→ EXERCISE INSTRUCTIONS:
1. Retype the passage of the eBay kegerator forum thread from "There's lots of" to "## benno1973 (20/11/11)".
2. List each distinct username that appears as a post heading in the eBay kegerator forum thread, naming each poster only once.
3. Carry on the forum thread about buying kegerators on eBay from its last post.

→ TEXT PROVIDED:
# Ebay Kegerators



## Wort Pig (20/11/11)

Hi All,

Am looking at buying a new kegerator on ebay.
The two tap kegerator that Pinnacle Wholesalers sell in Ballarat looks quite good for the price.
Would like to ask the good folks of the forum if they have any experiences, good or bad with the units and sellers operating on ebay?
Any help would be appreciated!

Regards,

Wort Pig


----------



## tones0606 (20/11/11)

Wort Pig said:


> Hi All,
> 
> Am looking at buying a new kegerator on ebay.
> The two tap kegerator that Pinnacle Wholesalers sell in Ballarat looks quite good for the price.
> ...



I have been using mine for about 1 year now and havn't had any problems.
It's a great setup for anyone starting. 
There's lots of people who drill through fridges and freezers but if your after a plug and play setup then this is it.


----------



## benno1973 (20/11/11)

Almost plug and play. You do have to assemble the font etc, but it's all there. You will take some skin off your knuckles trying to get the taps fitted to the font, but they are pretty good kegerators. I've had mine 2 years, and it hasn't failed yet, apart from a tap breaking last week.

Check out this thread...


----------



## Wort Pig (20/11/11)

Kaiser Soze said:


> Almost plug and play. You do have to assemble the font etc, but it's all there. You will take some skin off your knuckles trying to get the taps fitted to the font, but they are pretty good kegerators. I've had mine 2 years, and it hasn't failed yet, apart from a tap breaking last week.
> 
> Check out this thread...



Thanks for the old link! Much appreciated.

Regards,

Pig


----------



## CosmicBertie (21/11/11)

How much are they on eBay?

I know that when I was getting my setup together, after pricing up the kegerator, kegs and gas bottle it was pretty much the same price as going to G+G and asking them for a discount for the whole package (actually, I think it was cheaper). At least I knew where they'd come from and also had a phone number to call just in case.


----------



## loikar (21/11/11)

Better Still, read this one: http://www.aussiehomebrewer.com/forum/inde...showtopic=58123

Seriously, call Ross before you decide on anything and let him know what you're after.

Cheers,

BF


----------



## komodo (21/11/11)

usually save about $100 compared to instore - IMO $100 well spent.

→ DATASET CONTENT:
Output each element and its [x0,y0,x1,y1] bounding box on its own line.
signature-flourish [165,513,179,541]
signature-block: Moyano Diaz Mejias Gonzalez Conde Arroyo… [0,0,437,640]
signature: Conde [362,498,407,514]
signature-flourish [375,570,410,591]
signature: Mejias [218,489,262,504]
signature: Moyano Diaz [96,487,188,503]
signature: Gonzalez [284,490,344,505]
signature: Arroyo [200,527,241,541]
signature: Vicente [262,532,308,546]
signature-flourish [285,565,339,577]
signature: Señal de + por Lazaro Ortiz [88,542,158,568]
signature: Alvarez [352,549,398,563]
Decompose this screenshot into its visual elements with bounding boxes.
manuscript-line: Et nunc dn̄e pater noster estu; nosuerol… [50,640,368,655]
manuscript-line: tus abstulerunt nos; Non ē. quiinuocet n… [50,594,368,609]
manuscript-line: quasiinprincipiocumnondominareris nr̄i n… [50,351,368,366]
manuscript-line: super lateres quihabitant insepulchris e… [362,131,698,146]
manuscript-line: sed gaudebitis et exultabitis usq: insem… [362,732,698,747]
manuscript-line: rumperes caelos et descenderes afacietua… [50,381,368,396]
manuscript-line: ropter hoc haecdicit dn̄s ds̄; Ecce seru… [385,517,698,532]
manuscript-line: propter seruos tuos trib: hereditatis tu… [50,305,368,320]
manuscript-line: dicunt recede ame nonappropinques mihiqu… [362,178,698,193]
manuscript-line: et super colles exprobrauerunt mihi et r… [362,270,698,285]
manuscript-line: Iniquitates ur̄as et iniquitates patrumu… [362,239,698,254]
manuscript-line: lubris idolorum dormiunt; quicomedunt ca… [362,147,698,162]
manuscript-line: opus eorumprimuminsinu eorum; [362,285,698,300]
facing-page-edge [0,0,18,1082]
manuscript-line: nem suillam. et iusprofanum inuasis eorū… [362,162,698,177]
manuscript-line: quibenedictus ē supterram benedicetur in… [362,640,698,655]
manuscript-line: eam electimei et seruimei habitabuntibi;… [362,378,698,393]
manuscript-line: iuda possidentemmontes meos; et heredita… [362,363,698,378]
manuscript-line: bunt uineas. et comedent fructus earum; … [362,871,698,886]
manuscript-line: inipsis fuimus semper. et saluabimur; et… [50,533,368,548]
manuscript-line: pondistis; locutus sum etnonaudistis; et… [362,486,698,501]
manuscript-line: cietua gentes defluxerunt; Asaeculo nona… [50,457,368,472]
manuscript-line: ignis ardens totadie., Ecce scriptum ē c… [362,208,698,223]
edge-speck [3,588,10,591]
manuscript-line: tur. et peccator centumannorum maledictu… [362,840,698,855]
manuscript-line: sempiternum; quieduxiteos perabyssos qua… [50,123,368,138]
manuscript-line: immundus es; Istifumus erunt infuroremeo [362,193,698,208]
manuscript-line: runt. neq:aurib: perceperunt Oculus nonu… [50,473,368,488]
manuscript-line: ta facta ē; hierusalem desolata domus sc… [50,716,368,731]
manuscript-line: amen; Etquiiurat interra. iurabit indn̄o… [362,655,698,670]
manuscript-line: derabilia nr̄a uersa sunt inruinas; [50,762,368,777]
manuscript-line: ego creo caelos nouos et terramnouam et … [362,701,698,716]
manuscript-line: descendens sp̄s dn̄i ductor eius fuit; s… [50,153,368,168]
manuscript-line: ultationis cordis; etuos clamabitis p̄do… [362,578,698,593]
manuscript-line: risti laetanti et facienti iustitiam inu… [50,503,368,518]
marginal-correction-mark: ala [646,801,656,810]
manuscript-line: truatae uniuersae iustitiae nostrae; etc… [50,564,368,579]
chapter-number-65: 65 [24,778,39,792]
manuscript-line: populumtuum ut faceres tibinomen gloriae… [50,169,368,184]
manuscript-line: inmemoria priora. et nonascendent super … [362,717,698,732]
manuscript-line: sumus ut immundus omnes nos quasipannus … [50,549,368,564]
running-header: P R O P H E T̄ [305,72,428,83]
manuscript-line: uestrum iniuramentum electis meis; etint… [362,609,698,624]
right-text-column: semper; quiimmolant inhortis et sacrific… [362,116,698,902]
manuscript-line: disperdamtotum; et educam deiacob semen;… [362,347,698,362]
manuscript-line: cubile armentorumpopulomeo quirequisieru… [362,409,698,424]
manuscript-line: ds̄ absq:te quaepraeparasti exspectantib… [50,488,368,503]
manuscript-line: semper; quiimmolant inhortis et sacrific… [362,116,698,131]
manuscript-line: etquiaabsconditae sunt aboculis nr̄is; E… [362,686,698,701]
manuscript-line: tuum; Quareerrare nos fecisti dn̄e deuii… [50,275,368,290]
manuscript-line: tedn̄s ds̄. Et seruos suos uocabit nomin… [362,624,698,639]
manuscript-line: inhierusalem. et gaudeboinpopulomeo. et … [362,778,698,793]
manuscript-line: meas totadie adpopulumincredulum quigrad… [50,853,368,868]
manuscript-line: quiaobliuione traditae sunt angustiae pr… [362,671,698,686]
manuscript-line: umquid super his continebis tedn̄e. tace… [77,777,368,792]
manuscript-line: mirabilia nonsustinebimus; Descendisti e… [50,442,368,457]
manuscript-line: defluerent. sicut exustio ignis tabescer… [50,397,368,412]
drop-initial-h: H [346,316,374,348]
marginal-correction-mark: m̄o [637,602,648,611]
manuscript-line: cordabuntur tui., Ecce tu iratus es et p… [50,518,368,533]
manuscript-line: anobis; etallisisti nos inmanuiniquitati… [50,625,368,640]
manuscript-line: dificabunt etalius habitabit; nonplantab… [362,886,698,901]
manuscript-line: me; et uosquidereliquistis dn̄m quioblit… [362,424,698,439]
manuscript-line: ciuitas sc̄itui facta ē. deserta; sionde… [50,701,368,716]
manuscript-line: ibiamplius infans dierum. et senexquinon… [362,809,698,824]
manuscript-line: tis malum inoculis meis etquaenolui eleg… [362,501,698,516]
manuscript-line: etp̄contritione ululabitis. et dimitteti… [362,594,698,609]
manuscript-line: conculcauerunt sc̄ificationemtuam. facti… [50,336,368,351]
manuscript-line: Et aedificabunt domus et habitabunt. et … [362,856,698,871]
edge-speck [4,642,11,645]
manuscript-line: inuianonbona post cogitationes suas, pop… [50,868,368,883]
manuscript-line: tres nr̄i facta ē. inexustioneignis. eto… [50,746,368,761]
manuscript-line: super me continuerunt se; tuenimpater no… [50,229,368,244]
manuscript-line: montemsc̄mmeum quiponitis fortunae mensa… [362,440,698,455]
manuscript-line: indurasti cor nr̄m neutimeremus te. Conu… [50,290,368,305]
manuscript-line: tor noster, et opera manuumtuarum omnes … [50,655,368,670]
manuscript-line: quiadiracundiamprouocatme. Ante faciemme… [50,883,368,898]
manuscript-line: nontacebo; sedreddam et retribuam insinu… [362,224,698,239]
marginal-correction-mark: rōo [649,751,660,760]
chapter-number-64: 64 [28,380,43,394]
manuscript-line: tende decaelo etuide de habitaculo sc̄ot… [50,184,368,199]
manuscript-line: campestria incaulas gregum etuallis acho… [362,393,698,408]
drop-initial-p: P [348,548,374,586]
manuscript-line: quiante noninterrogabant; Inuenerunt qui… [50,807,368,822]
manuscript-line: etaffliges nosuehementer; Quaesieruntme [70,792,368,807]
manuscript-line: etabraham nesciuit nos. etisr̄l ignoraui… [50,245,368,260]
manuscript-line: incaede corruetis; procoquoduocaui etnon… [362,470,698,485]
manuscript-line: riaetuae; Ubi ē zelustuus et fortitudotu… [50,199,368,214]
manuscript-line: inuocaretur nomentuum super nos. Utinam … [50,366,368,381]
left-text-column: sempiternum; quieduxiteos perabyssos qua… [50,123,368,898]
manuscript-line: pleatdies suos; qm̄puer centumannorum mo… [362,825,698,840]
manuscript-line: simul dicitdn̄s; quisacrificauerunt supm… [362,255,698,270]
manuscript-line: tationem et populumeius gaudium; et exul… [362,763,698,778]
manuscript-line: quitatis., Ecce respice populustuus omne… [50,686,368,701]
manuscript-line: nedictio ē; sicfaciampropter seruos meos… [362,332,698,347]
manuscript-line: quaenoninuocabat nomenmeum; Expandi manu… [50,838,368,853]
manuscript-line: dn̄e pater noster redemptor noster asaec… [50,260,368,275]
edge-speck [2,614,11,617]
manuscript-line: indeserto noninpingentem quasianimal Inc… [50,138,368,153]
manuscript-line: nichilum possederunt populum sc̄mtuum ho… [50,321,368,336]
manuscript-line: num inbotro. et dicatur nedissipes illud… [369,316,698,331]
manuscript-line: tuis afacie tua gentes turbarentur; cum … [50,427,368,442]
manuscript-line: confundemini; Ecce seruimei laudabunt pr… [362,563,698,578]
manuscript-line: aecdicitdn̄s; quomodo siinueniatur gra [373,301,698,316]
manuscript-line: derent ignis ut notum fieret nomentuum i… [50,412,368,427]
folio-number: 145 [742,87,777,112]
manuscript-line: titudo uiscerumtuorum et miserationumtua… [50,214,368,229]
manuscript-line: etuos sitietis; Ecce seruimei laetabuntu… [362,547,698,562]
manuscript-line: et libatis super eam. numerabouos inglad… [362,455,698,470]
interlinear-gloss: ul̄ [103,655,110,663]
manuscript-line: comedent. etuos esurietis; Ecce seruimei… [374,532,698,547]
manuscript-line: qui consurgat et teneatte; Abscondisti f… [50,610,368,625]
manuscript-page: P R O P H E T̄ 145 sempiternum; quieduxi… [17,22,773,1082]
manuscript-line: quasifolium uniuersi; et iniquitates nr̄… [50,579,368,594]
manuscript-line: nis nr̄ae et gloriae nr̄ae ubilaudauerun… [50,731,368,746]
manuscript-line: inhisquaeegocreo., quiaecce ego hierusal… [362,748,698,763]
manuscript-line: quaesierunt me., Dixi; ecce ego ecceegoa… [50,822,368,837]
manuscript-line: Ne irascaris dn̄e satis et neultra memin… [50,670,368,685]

→ EXPECTED RESPONSES:
1.
There's lots of people who drill through fridges and freezers but if your after a plug and play setup then this is it.


----------



## benno1973 (20/11/11)

2. Wort Pig, tones0606, benno1973, CosmicBertie, loikar, komodo

3.
I buy a lot online but I think for $100 on a kegerator when your going to get support from a real store...


----------



## CosmicBertie (21/11/11)

Komodo said:


> usually save about $100 compared to instore - IMO $100 well spent.
> I buy a lot online but I think for $100 on a kegerator when your going to get support from a real store...




I agree. I'm a great advocate for online shopping, however there are some things which need to be bought at a bricks and mortar store.


----------



## ekul (21/11/11)

this ebay kegerator is $250 with free delivery! I've really wanted a house keg fridge, so annoying having to walk downstairs ever time i want to have a beer.

forgot to add the link http://www.ebay.com.au/itm/Dual-Double-Tap...=item19cafbccb8


----------



## stl (21/11/11)

ekul said:


> this ebay kegerator is $250 with free delivery! I've really wanted a house keg fridge, so annoying having to walk downstairs ever time i want to have a beer.



Mmm, a price too good to be true, a brand spanking new eBay seller (signed up today!) with zero feedback... reckon you could just ask a real store to beat that price?


----------



## Matt89 (21/11/11)

i saw the same thing, new ebayer usually means dodgy and of course narre warren....lol


----------



## Wimmig (21/11/11)

ekul said:


> this ebay kegerator is $250 with free delivery! I've really wanted a house keg fridge, so annoying having to walk downstairs ever time i want to have a beer.
> 
> forgot to add the link http://www.ebay.com.au/itm/Dual-Double-Tap...=item19cafbccb8



Hmm

too good to be true is the thought here. Though, they accept paypal.


----------



## scotsdalebrewery (21/11/11)

Nearly tempted. Sent a message asking if I can C.O.D. At least I can check it out first. Might just be worth shelling out the extra coin.


----------



## Hippy (21/11/11)

Don't forget the CO2 regulator included as well!
What next free kegs?


----------



## scotsdalebrewery (21/11/11)

I think it also includes a free set of steak knives!


----------



## crazyhorse (21/11/11)

5 sold today........


----------



## The Scientist (23/11/11)

I bought one just to make sure it was a scam, I'll post my experience. Hope PayPal will refund my stupidity h34r:


----------



## scotsdalebrewery (23/11/11)

I got one too. Hope it ain't a scam but prepared for the worst.


----------



## scotsdalebrewery (24/11/11)

Get ready scientist, this ones a dud. Item was deleted today.


----------



## arty (24/11/11)

I also brought one but haven't paid as yet and this is the message I got.


This user is no longer registered on eBay.


3draws


----------



## Maheel (25/11/11)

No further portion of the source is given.